PROBLEM TO WORK ON. Reproduce the material word for word; the images stay out.

Data items:
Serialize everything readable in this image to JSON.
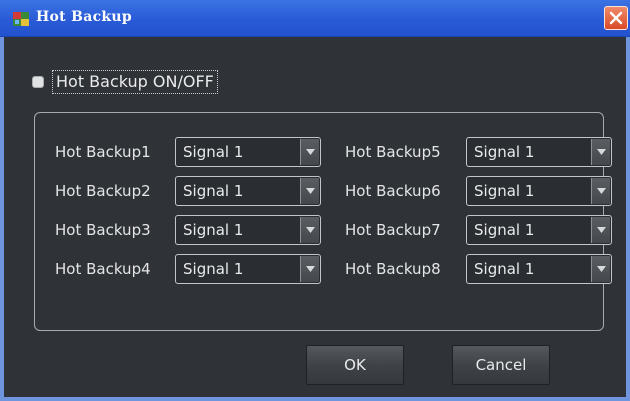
{
  "window": {
    "title": "Hot Backup",
    "icon": "app-icon",
    "close_icon": "close-icon"
  },
  "toggle": {
    "label": "Hot Backup ON/OFF",
    "checked": false
  },
  "backups": [
    {
      "label": "Hot Backup1",
      "value": "Signal 1"
    },
    {
      "label": "Hot Backup2",
      "value": "Signal 1"
    },
    {
      "label": "Hot Backup3",
      "value": "Signal 1"
    },
    {
      "label": "Hot Backup4",
      "value": "Signal 1"
    },
    {
      "label": "Hot Backup5",
      "value": "Signal 1"
    },
    {
      "label": "Hot Backup6",
      "value": "Signal 1"
    },
    {
      "label": "Hot Backup7",
      "value": "Signal 1"
    },
    {
      "label": "Hot Backup8",
      "value": "Signal 1"
    }
  ],
  "buttons": {
    "ok": "OK",
    "cancel": "Cancel"
  },
  "colors": {
    "titlebar": "#2a5bd7",
    "dialog_bg": "#2f3236",
    "close_button": "#d94a26",
    "text": "#e8eaec"
  }
}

FULL SOLUTION.
Serialize everything readable in this image to JSON.
{
  "window": {
    "title": "Hot Backup",
    "icon": "app-icon",
    "close_icon": "close-icon"
  },
  "toggle": {
    "label": "Hot Backup ON/OFF",
    "checked": false
  },
  "backups": [
    {
      "label": "Hot Backup1",
      "value": "Signal 1"
    },
    {
      "label": "Hot Backup2",
      "value": "Signal 1"
    },
    {
      "label": "Hot Backup3",
      "value": "Signal 1"
    },
    {
      "label": "Hot Backup4",
      "value": "Signal 1"
    },
    {
      "label": "Hot Backup5",
      "value": "Signal 1"
    },
    {
      "label": "Hot Backup6",
      "value": "Signal 1"
    },
    {
      "label": "Hot Backup7",
      "value": "Signal 1"
    },
    {
      "label": "Hot Backup8",
      "value": "Signal 1"
    }
  ],
  "buttons": {
    "ok": "OK",
    "cancel": "Cancel"
  },
  "colors": {
    "titlebar": "#2a5bd7",
    "dialog_bg": "#2f3236",
    "close_button": "#d94a26",
    "text": "#e8eaec"
  }
}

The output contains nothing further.